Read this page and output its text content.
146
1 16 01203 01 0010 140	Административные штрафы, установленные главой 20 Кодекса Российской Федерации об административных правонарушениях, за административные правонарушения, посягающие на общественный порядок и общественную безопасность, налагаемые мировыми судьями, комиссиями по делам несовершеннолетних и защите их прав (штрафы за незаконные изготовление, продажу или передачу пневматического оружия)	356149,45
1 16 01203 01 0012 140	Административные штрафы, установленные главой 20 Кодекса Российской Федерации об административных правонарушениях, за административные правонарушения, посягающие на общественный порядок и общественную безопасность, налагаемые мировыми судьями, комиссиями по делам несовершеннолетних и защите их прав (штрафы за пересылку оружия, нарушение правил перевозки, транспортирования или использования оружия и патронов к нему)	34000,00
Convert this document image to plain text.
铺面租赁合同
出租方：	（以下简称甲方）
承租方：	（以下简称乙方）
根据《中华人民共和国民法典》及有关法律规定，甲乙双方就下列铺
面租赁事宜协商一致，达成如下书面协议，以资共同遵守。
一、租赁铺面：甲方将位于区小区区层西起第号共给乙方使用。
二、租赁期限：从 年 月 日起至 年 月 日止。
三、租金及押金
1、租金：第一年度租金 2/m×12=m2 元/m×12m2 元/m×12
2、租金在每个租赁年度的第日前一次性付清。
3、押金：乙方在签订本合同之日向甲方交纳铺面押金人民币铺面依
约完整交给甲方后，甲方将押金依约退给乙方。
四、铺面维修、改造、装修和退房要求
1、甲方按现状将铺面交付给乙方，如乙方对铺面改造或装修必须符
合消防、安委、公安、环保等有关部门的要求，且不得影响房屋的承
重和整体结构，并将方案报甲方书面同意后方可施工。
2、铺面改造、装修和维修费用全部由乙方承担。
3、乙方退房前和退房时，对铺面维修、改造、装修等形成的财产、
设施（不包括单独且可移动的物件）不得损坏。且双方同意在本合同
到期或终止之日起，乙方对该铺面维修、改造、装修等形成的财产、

INSTRUCTIONS FOR THE TASK
Copy each line above that contains the word "装修等形成的财产".

TASK RESPONSE
3、乙方退房前和退房时，对铺面维修、改造、装修等形成的财产、
到期或终止之日起，乙方对该铺面维修、改造、装修等形成的财产、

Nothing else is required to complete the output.